- **Problem details**: List, from the lines below, each one with "каждый" in it.
─── Data for this task
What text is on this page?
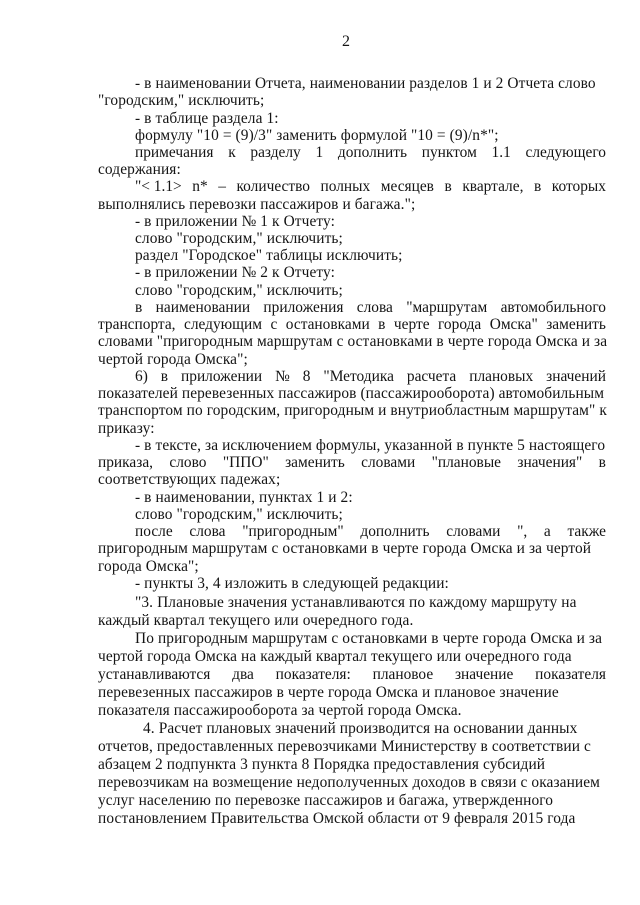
2
- в наименовании Отчета, наименовании разделов 1 и 2 Отчета слово
"городским," исключить;
- в таблице раздела 1:
формулу "10 = (9)/3" заменить формулой "10 = (9)/n*";
примечания к разделу 1 дополнить пунктом 1.1 следующего
содержания:
"< 1.1> n* – количество полных месяцев в квартале, в которых
выполнялись перевозки пассажиров и багажа.";
- в приложении № 1 к Отчету:
слово "городским," исключить;
раздел "Городское" таблицы исключить;
- в приложении № 2 к Отчету:
слово "городским," исключить;
в наименовании приложения слова "маршрутам автомобильного
транспорта, следующим с остановками в черте города Омска" заменить
словами "пригородным маршрутам с остановками в черте города Омска и за
чертой города Омска";
6) в приложении № 8 "Методика расчета плановых значений
показателей перевезенных пассажиров (пассажирооборота) автомобильным
транспортом по городским, пригородным и внутриобластным маршрутам" к
приказу:
- в тексте, за исключением формулы, указанной в пункте 5 настоящего
приказа, слово "ППО" заменить словами "плановые значения" в
соответствующих падежах;
- в наименовании, пунктах 1 и 2:
слово "городским," исключить;
после слова "пригородным" дополнить словами ", а также
пригородным маршрутам с остановками в черте города Омска и за чертой
города Омска";
- пункты 3, 4 изложить в следующей редакции:
"3. Плановые значения устанавливаются по каждому маршруту на
каждый квартал текущего или очередного года.
По пригородным маршрутам с остановками в черте города Омска и за
чертой города Омска на каждый квартал текущего или очередного года
устанавливаются два показателя: плановое значение показателя
перевезенных пассажиров в черте города Омска и плановое значение
показателя пассажирооборота за чертой города Омска.
4. Расчет плановых значений производится на основании данных
отчетов, предоставленных перевозчиками Министерству в соответствии с
абзацем 2 подпункта 3 пункта 8 Порядка предоставления субсидий
перевозчикам на возмещение недополученных доходов в связи с оказанием
услуг населению по перевозке пассажиров и багажа, утвержденного
постановлением Правительства Омской области от 9 февраля 2015 года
──────
- **The response**:
каждый квартал текущего или очередного года.
чертой города Омска на каждый квартал текущего или очередного года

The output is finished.